(Region boundary data)
********
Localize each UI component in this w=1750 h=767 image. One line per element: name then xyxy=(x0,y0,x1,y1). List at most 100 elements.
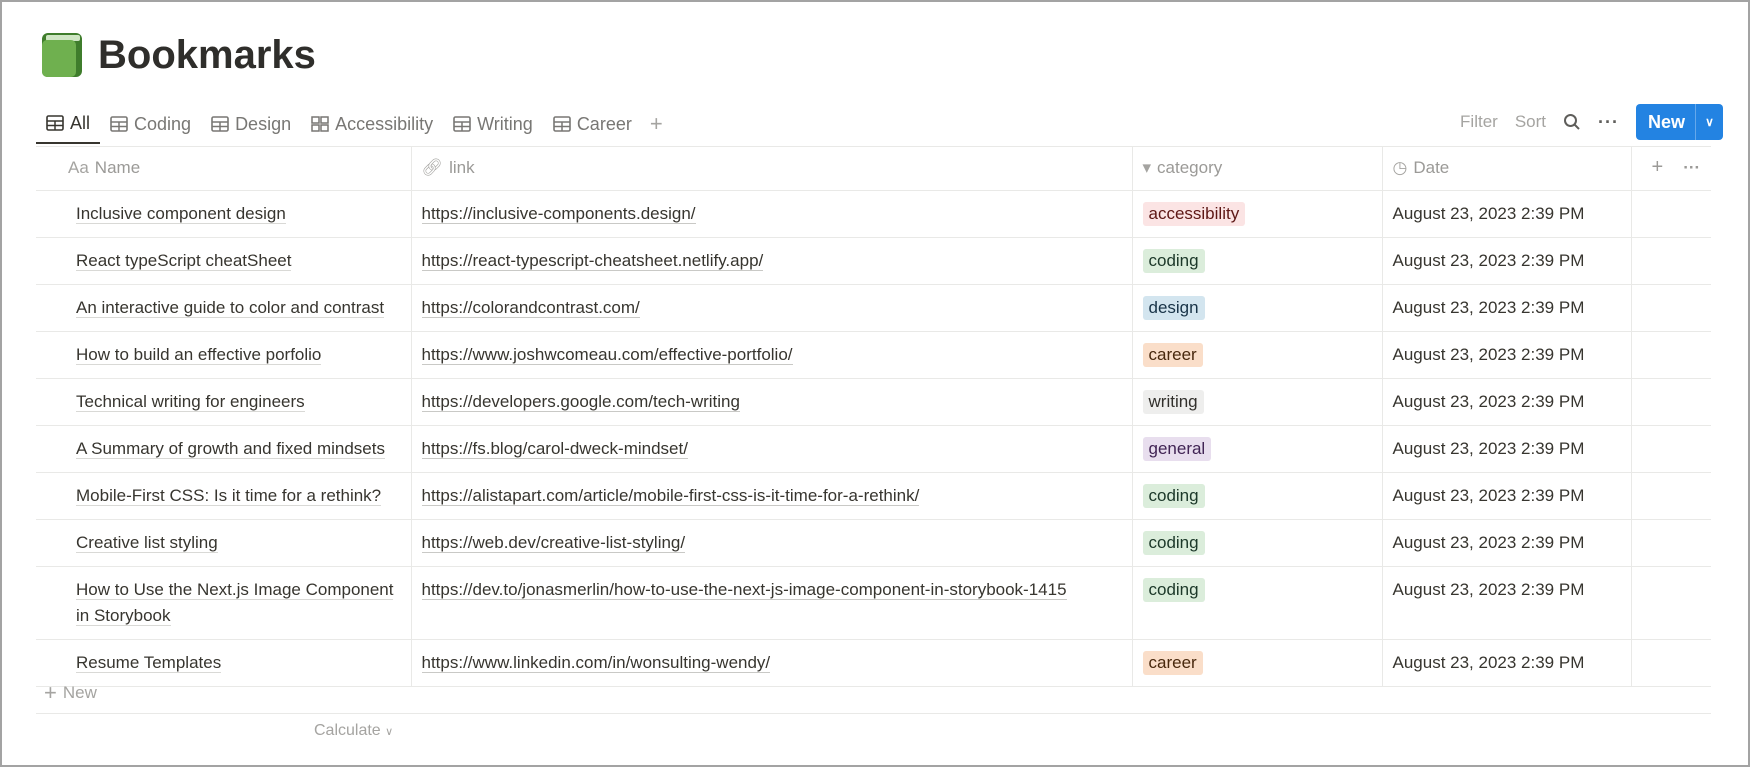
table-row[interactable]: Resume Templates https://www.linkedin.co… xyxy=(36,639,1711,687)
add-column-icon[interactable]: + xyxy=(1651,156,1664,178)
tab-label: Career xyxy=(576,113,632,134)
link-cell[interactable]: https://www.linkedin.com/in/wonsulting-w… xyxy=(411,639,1133,687)
row-link[interactable]: https://inclusive-components.design/ xyxy=(421,204,696,224)
link-cell[interactable]: https://dev.to/jonasmerlin/how-to-use-th… xyxy=(411,566,1133,640)
name-cell[interactable]: Creative list styling xyxy=(36,519,412,567)
row-name[interactable]: Resume Templates xyxy=(76,653,222,673)
date-cell[interactable]: August 23, 2023 2:39 PM xyxy=(1382,472,1632,520)
row-link[interactable]: https://developers.google.com/tech-writi… xyxy=(421,392,740,412)
date-cell[interactable]: August 23, 2023 2:39 PM xyxy=(1382,425,1632,473)
table-row[interactable]: Technical writing for engineers https://… xyxy=(36,378,1711,426)
link-cell[interactable]: https://developers.google.com/tech-writi… xyxy=(411,378,1133,426)
name-cell[interactable]: Technical writing for engineers xyxy=(36,378,412,426)
row-date: August 23, 2023 2:39 PM xyxy=(1392,439,1585,458)
category-cell[interactable]: coding xyxy=(1132,472,1383,520)
more-icon[interactable]: ··· xyxy=(1683,158,1701,177)
table-row[interactable]: How to build an effective porfolio https… xyxy=(36,331,1711,379)
row-link[interactable]: https://www.joshwcomeau.com/effective-po… xyxy=(421,345,793,365)
column-label: Date xyxy=(1413,158,1450,177)
row-link[interactable]: https://www.linkedin.com/in/wonsulting-w… xyxy=(421,653,771,673)
name-cell[interactable]: Mobile-First CSS: Is it time for a rethi… xyxy=(36,472,412,520)
category-cell[interactable]: coding xyxy=(1132,237,1383,285)
column-header-name[interactable]: Aa Name xyxy=(36,146,412,191)
tab-all[interactable]: All xyxy=(36,104,101,144)
column-header-category[interactable]: ▾︎ category xyxy=(1132,146,1383,191)
date-cell[interactable]: August 23, 2023 2:39 PM xyxy=(1382,284,1632,332)
category-tag: coding xyxy=(1142,249,1205,273)
more-options-icon[interactable]: ··· xyxy=(1598,111,1619,132)
link-cell[interactable]: https://inclusive-components.design/ xyxy=(411,190,1133,238)
tab-coding[interactable]: Coding xyxy=(100,104,201,144)
date-cell[interactable]: August 23, 2023 2:39 PM xyxy=(1382,378,1632,426)
empty-cell xyxy=(1631,519,1711,567)
date-cell[interactable]: August 23, 2023 2:39 PM xyxy=(1382,519,1632,567)
row-link[interactable]: https://alistapart.com/article/mobile-fi… xyxy=(421,486,920,506)
row-name[interactable]: Inclusive component design xyxy=(76,204,286,224)
table-row[interactable]: How to Use the Next.js Image Component i… xyxy=(36,566,1711,640)
name-cell[interactable]: Inclusive component design xyxy=(36,190,412,238)
row-name[interactable]: React typeScript cheatSheet xyxy=(76,251,292,271)
tab-career[interactable]: Career xyxy=(543,104,642,144)
row-name[interactable]: Creative list styling xyxy=(76,533,218,553)
calculate-button[interactable]: Calculate ∨ xyxy=(314,722,393,740)
table-row[interactable]: A Summary of growth and fixed mindsets h… xyxy=(36,425,1711,473)
row-name[interactable]: Mobile-First CSS: Is it time for a rethi… xyxy=(76,486,382,506)
row-name[interactable]: Technical writing for engineers xyxy=(76,392,305,412)
date-cell[interactable]: August 23, 2023 2:39 PM xyxy=(1382,566,1632,640)
category-cell[interactable]: coding xyxy=(1132,566,1383,640)
name-cell[interactable]: Resume Templates xyxy=(36,639,412,687)
green-book-icon xyxy=(42,33,82,77)
date-cell[interactable]: August 23, 2023 2:39 PM xyxy=(1382,237,1632,285)
row-link[interactable]: https://web.dev/creative-list-styling/ xyxy=(421,533,686,553)
tab-design[interactable]: Design xyxy=(201,104,301,144)
row-link[interactable]: https://fs.blog/carol-dweck-mindset/ xyxy=(421,439,688,459)
date-cell[interactable]: August 23, 2023 2:39 PM xyxy=(1382,639,1632,687)
tab-writing[interactable]: Writing xyxy=(443,104,543,144)
chevron-down-icon[interactable]: ∨ xyxy=(1695,104,1723,140)
row-name[interactable]: How to build an effective porfolio xyxy=(76,345,322,365)
row-name[interactable]: How to Use the Next.js Image Component i… xyxy=(76,580,394,626)
row-link[interactable]: https://dev.to/jonasmerlin/how-to-use-th… xyxy=(421,580,1067,600)
row-link[interactable]: https://colorandcontrast.com/ xyxy=(421,298,640,318)
link-cell[interactable]: https://fs.blog/carol-dweck-mindset/ xyxy=(411,425,1133,473)
new-button[interactable]: New ∨ xyxy=(1635,104,1723,140)
row-date: August 23, 2023 2:39 PM xyxy=(1392,392,1585,411)
date-cell[interactable]: August 23, 2023 2:39 PM xyxy=(1382,331,1632,379)
table-row[interactable]: An interactive guide to color and contra… xyxy=(36,284,1711,332)
row-name[interactable]: A Summary of growth and fixed mindsets xyxy=(76,439,385,459)
category-cell[interactable]: accessibility xyxy=(1132,190,1383,238)
table-row[interactable]: Inclusive component design https://inclu… xyxy=(36,190,1711,238)
table-row[interactable]: Creative list styling https://web.dev/cr… xyxy=(36,519,1711,567)
link-cell[interactable]: https://web.dev/creative-list-styling/ xyxy=(411,519,1133,567)
name-cell[interactable]: React typeScript cheatSheet xyxy=(36,237,412,285)
row-name[interactable]: An interactive guide to color and contra… xyxy=(76,298,385,318)
new-button-label[interactable]: New xyxy=(1647,111,1685,132)
date-cell[interactable]: August 23, 2023 2:39 PM xyxy=(1382,190,1632,238)
add-row-button[interactable]: + New xyxy=(36,673,1711,714)
category-cell[interactable]: writing xyxy=(1132,378,1383,426)
sort-button[interactable]: Sort xyxy=(1514,112,1546,131)
link-cell[interactable]: https://react-typescript-cheatsheet.netl… xyxy=(411,237,1133,285)
column-header-link[interactable]: 🔗︎ link xyxy=(411,146,1133,191)
filter-button[interactable]: Filter xyxy=(1460,112,1498,131)
add-view-icon[interactable]: + xyxy=(649,111,663,136)
name-cell[interactable]: How to Use the Next.js Image Component i… xyxy=(36,566,412,640)
name-cell[interactable]: How to build an effective porfolio xyxy=(36,331,412,379)
link-cell[interactable]: https://www.joshwcomeau.com/effective-po… xyxy=(411,331,1133,379)
name-cell[interactable]: An interactive guide to color and contra… xyxy=(36,284,412,332)
category-cell[interactable]: coding xyxy=(1132,519,1383,567)
table-row[interactable]: React typeScript cheatSheet https://reac… xyxy=(36,237,1711,285)
category-cell[interactable]: design xyxy=(1132,284,1383,332)
name-cell[interactable]: A Summary of growth and fixed mindsets xyxy=(36,425,412,473)
row-date: August 23, 2023 2:39 PM xyxy=(1392,486,1585,505)
search-icon[interactable] xyxy=(1563,113,1581,131)
table-row[interactable]: Mobile-First CSS: Is it time for a rethi… xyxy=(36,472,1711,520)
link-cell[interactable]: https://alistapart.com/article/mobile-fi… xyxy=(411,472,1133,520)
category-cell[interactable]: career xyxy=(1132,639,1383,687)
link-cell[interactable]: https://colorandcontrast.com/ xyxy=(411,284,1133,332)
row-link[interactable]: https://react-typescript-cheatsheet.netl… xyxy=(421,251,764,271)
tab-accessibility[interactable]: Accessibility xyxy=(301,104,443,144)
category-cell[interactable]: general xyxy=(1132,425,1383,473)
column-header-date[interactable]: ◷ Date xyxy=(1382,146,1632,191)
category-cell[interactable]: career xyxy=(1132,331,1383,379)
********
▶ [Problem statement]: Please recast the rows from the one containing "table-row[interactable]: Resume Templates" through the one containing "more-icon[interactable]: ··· xyxy=(1683,158,1701,177)", both included, as a numbered list without blank lines.

▶ [Reply]:
1. table-row[interactable]: Resume Templates https://www.linkedin.co… xyxy=(36,639,1711,687)
2. add-column-icon[interactable]: + xyxy=(1651,156,1664,178)
3. tab-label: Career xyxy=(576,113,632,134)
4. link-cell[interactable]: https://www.linkedin.com/in/wonsulting-w… xyxy=(411,639,1133,687)
5. row-link[interactable]: https://inclusive-components.design/ xyxy=(421,204,696,224)
6. link-cell[interactable]: https://dev.to/jonasmerlin/how-to-use-th… xyxy=(411,566,1133,640)
7. name-cell[interactable]: Creative list styling xyxy=(36,519,412,567)
8. row-name[interactable]: Resume Templates xyxy=(76,653,222,673)
9. date-cell[interactable]: August 23, 2023 2:39 PM xyxy=(1382,472,1632,520)
10. row-link[interactable]: https://developers.google.com/tech-writi… xyxy=(421,392,740,412)
11. date-cell[interactable]: August 23, 2023 2:39 PM xyxy=(1382,425,1632,473)
12. table-row[interactable]: Technical writing for engineers https://… xyxy=(36,378,1711,426)
13. link-cell[interactable]: https://developers.google.com/tech-writi… xyxy=(411,378,1133,426)
14. name-cell[interactable]: Technical writing for engineers xyxy=(36,378,412,426)
15. row-date: August 23, 2023 2:39 PM xyxy=(1392,439,1585,458)
16. category-cell[interactable]: coding xyxy=(1132,472,1383,520)
17. more-icon[interactable]: ··· xyxy=(1683,158,1701,177)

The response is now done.